start Task input

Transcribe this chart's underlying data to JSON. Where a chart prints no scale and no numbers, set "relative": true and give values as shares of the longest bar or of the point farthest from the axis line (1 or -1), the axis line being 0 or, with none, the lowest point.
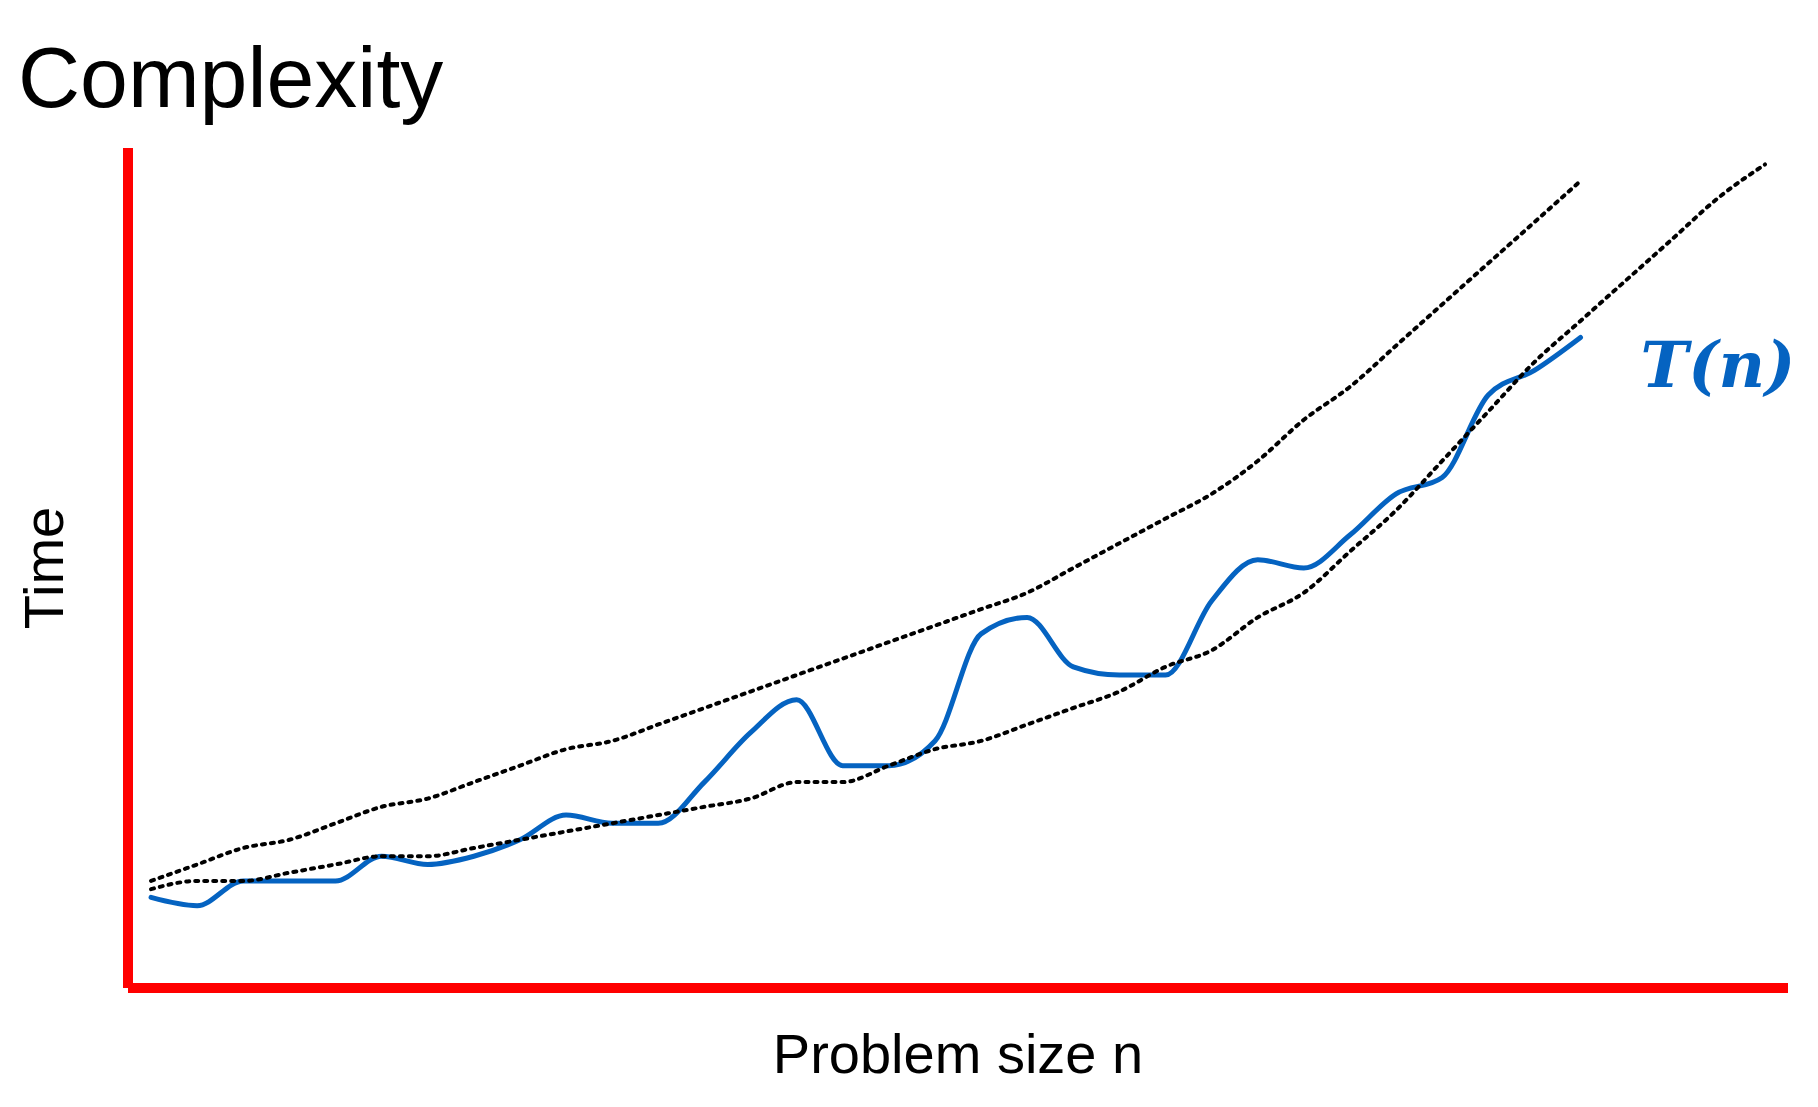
{
  "chart_data": {
    "type": "line",
    "title": "Complexity",
    "xlabel": "Problem size n",
    "ylabel": "Time",
    "relative": true,
    "marker": "none",
    "categories": [
      null,
      null,
      null,
      null,
      null,
      null,
      null,
      null,
      null,
      null,
      null,
      null,
      null,
      null,
      null,
      null,
      null,
      null,
      null,
      null,
      null,
      null,
      null,
      null,
      null,
      null,
      null,
      null,
      null,
      null,
      null,
      null,
      null,
      null,
      null,
      null
    ],
    "series": [
      {
        "name": "T(n)",
        "color": "#0563c1",
        "line_style": "solid",
        "values": [
          0.11,
          0.1,
          0.13,
          0.13,
          0.13,
          0.16,
          0.15,
          0.16,
          0.18,
          0.21,
          0.2,
          0.2,
          0.25,
          0.31,
          0.35,
          0.27,
          0.27,
          0.3,
          0.43,
          0.45,
          0.39,
          0.38,
          0.38,
          0.47,
          0.52,
          0.51,
          0.55,
          0.6,
          0.62,
          0.72,
          0.75,
          0.79,
          null,
          null,
          null,
          null
        ]
      },
      {
        "color": "#000000",
        "line_style": "dotted",
        "values": [
          0.13,
          0.15,
          0.17,
          0.18,
          0.2,
          0.22,
          0.23,
          0.25,
          0.27,
          0.29,
          0.3,
          0.32,
          0.34,
          0.36,
          0.38,
          0.4,
          0.42,
          0.44,
          0.46,
          0.48,
          0.51,
          0.54,
          0.57,
          0.6,
          0.64,
          0.69,
          0.73,
          0.78,
          0.83,
          0.88,
          0.93,
          0.98,
          null,
          null,
          null,
          null
        ]
      },
      {
        "color": "#000000",
        "line_style": "dotted",
        "values": [
          0.12,
          0.13,
          0.13,
          0.14,
          0.15,
          0.16,
          0.16,
          0.17,
          0.18,
          0.19,
          0.2,
          0.21,
          0.22,
          0.23,
          0.25,
          0.25,
          0.27,
          0.29,
          0.3,
          0.32,
          0.34,
          0.36,
          0.39,
          0.41,
          0.45,
          0.48,
          0.53,
          0.58,
          0.64,
          0.7,
          0.76,
          0.81,
          0.86,
          0.91,
          0.96,
          1
        ]
      }
    ]
  }
}
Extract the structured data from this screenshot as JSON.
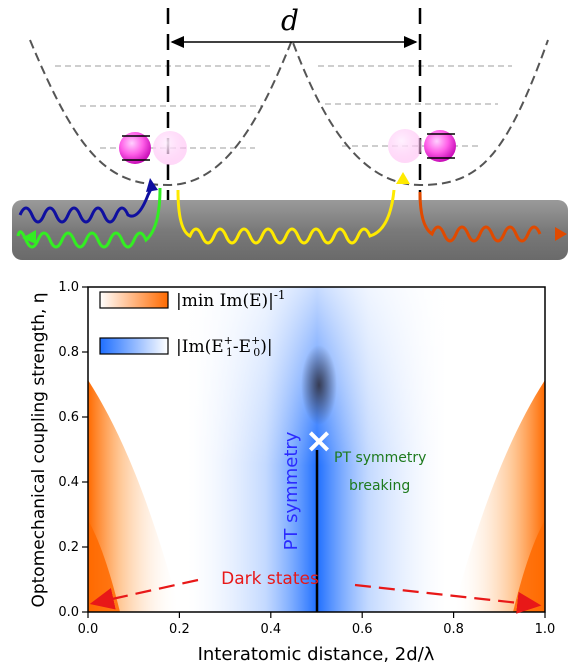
{
  "top": {
    "distance_label": "d"
  },
  "legend": {
    "orange_label": "|min Im(E)|",
    "orange_exp": "-1",
    "blue_label": "|Im(E",
    "blue_mid": "-E",
    "blue_end": ")|",
    "blue_sub1": "1",
    "blue_sup1": "+",
    "blue_sub0": "0",
    "blue_sup0": "+"
  },
  "annotations": {
    "pt_symmetry": "PT symmetry",
    "pt_breaking_1": "PT symmetry",
    "pt_breaking_2": "breaking",
    "dark_states": "Dark states",
    "marker": "×"
  },
  "chart_data": {
    "type": "heatmap",
    "xlabel": "Interatomic distance, 2d/λ",
    "ylabel": "Optomechanical coupling strength, η",
    "xlim": [
      0.0,
      1.0
    ],
    "ylim": [
      0.0,
      1.0
    ],
    "x_ticks": [
      "0.0",
      "0.2",
      "0.4",
      "0.6",
      "0.8",
      "1.0"
    ],
    "y_ticks": [
      "0.0",
      "0.2",
      "0.4",
      "0.6",
      "0.8",
      "1.0"
    ],
    "exceptional_point": {
      "x": 0.5,
      "y": 0.52
    },
    "colors": {
      "orange": "#ff6a00",
      "blue": "#1f6fff",
      "line": "#000000",
      "dark_states": "#ff2020",
      "pt_symmetry_text": "#2b2bff",
      "pt_breaking_text": "#1e7a1e"
    }
  }
}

end Task input

Task details :: With pictures left out, extract the lines from the one containing "Extract the structured" to the end of the material above, both included, exactly as written.

The completed task ::
Extract the structured data from this screenshot as JSON.
{
  "top": {
    "distance_label": "d"
  },
  "legend": {
    "orange_label": "|min Im(E)|",
    "orange_exp": "-1",
    "blue_label": "|Im(E",
    "blue_mid": "-E",
    "blue_end": ")|",
    "blue_sub1": "1",
    "blue_sup1": "+",
    "blue_sub0": "0",
    "blue_sup0": "+"
  },
  "annotations": {
    "pt_symmetry": "PT symmetry",
    "pt_breaking_1": "PT symmetry",
    "pt_breaking_2": "breaking",
    "dark_states": "Dark states",
    "marker": "×"
  },
  "chart_data": {
    "type": "heatmap",
    "xlabel": "Interatomic distance, 2d/λ",
    "ylabel": "Optomechanical coupling strength, η",
    "xlim": [
      0.0,
      1.0
    ],
    "ylim": [
      0.0,
      1.0
    ],
    "x_ticks": [
      "0.0",
      "0.2",
      "0.4",
      "0.6",
      "0.8",
      "1.0"
    ],
    "y_ticks": [
      "0.0",
      "0.2",
      "0.4",
      "0.6",
      "0.8",
      "1.0"
    ],
    "exceptional_point": {
      "x": 0.5,
      "y": 0.52
    },
    "colors": {
      "orange": "#ff6a00",
      "blue": "#1f6fff",
      "line": "#000000",
      "dark_states": "#ff2020",
      "pt_symmetry_text": "#2b2bff",
      "pt_breaking_text": "#1e7a1e"
    }
  }
}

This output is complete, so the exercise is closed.